(Instructions to follow) Select all lines with the string "喷头摆动机构" in them, and copy those lines.

(Listed entries)
**********

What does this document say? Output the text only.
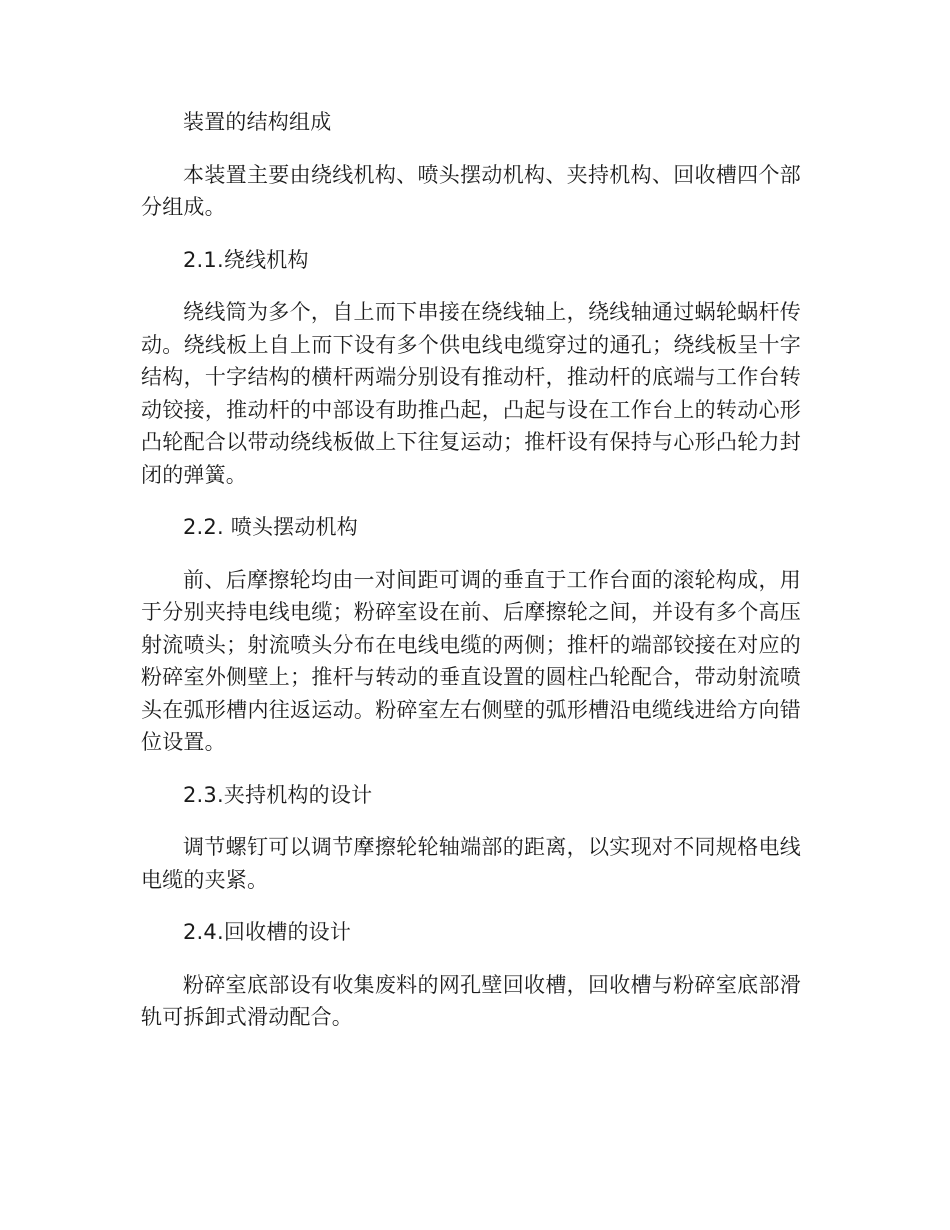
装置的结构组成
本装置主要由绕线机构、喷头摆动机构、夹持机构、回收槽四个部分组成。
2.1.绕线机构
绕线筒为多个，自上而下串接在绕线轴上，绕线轴通过蜗轮蜗杆传动。绕线板上自上而下设有多个供电线电缆穿过的通孔；绕线板呈十字结构，十字结构的横杆两端分别设有推动杆，推动杆的底端与工作台转动铰接，推动杆的中部设有助推凸起，凸起与设在工作台上的转动心形凸轮配合以带动绕线板做上下往复运动；推杆设有保持与心形凸轮力封闭的弹簧。
2.2. 喷头摆动机构
前、后摩擦轮均由一对间距可调的垂直于工作台面的滚轮构成，用于分别夹持电线电缆；粉碎室设在前、后摩擦轮之间，并设有多个高压射流喷头；射流喷头分布在电线电缆的两侧；推杆的端部铰接在对应的粉碎室外侧壁上；推杆与转动的垂直设置的圆柱凸轮配合，带动射流喷头在弧形槽内往返运动。粉碎室左右侧壁的弧形槽沿电缆线进给方向错位设置。
2.3.夹持机构的设计
调节螺钉可以调节摩擦轮轮轴端部的距离，以实现对不同规格电线电缆的夹紧。
2.4.回收槽的设计
粉碎室底部设有收集废料的网孔壁回收槽，回收槽与粉碎室底部滑轨可拆卸式滑动配合。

**********

(Full solution)
本装置主要由绕线机构、喷头摆动机构、夹持机构、回收槽四个部分组成。
2.2. 喷头摆动机构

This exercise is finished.